--- BEGIN ---

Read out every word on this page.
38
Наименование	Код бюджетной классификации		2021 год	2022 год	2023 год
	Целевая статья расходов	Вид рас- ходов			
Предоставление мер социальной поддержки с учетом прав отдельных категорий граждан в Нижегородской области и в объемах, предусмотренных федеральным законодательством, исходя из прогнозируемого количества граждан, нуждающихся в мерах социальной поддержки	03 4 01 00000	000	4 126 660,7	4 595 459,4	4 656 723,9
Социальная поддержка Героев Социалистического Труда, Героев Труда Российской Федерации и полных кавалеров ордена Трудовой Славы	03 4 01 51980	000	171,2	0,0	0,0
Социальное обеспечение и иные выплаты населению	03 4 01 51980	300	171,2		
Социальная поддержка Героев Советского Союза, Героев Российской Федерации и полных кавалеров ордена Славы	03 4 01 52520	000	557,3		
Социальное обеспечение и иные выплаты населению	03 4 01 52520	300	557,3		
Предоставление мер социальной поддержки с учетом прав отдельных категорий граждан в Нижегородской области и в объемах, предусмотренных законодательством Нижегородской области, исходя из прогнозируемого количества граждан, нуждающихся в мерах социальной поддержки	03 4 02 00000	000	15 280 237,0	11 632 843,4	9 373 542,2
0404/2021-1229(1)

--- END ---

Repeat the entries exactly, all of them.

**Completed exercise:**
Read out every word on this page.
38
Наименование	Код бюджетной классификации		2021 год	2022 год	2023 год
	Целевая статья расходов	Вид рас- ходов			
Предоставление мер социальной поддержки с учетом прав отдельных категорий граждан в Нижегородской области и в объемах, предусмотренных федеральным законодательством, исходя из прогнозируемого количества граждан, нуждающихся в мерах социальной поддержки	03 4 01 00000	000	4 126 660,7	4 595 459,4	4 656 723,9
Социальная поддержка Героев Социалистического Труда, Героев Труда Российской Федерации и полных кавалеров ордена Трудовой Славы	03 4 01 51980	000	171,2	0,0	0,0
Социальное обеспечение и иные выплаты населению	03 4 01 51980	300	171,2		
Социальная поддержка Героев Советского Союза, Героев Российской Федерации и полных кавалеров ордена Славы	03 4 01 52520	000	557,3		
Социальное обеспечение и иные выплаты населению	03 4 01 52520	300	557,3		
Предоставление мер социальной поддержки с учетом прав отдельных категорий граждан в Нижегородской области и в объемах, предусмотренных законодательством Нижегородской области, исходя из прогнозируемого количества граждан, нуждающихся в мерах социальной поддержки	03 4 02 00000	000	15 280 237,0	11 632 843,4	9 373 542,2
0404/2021-1229(1)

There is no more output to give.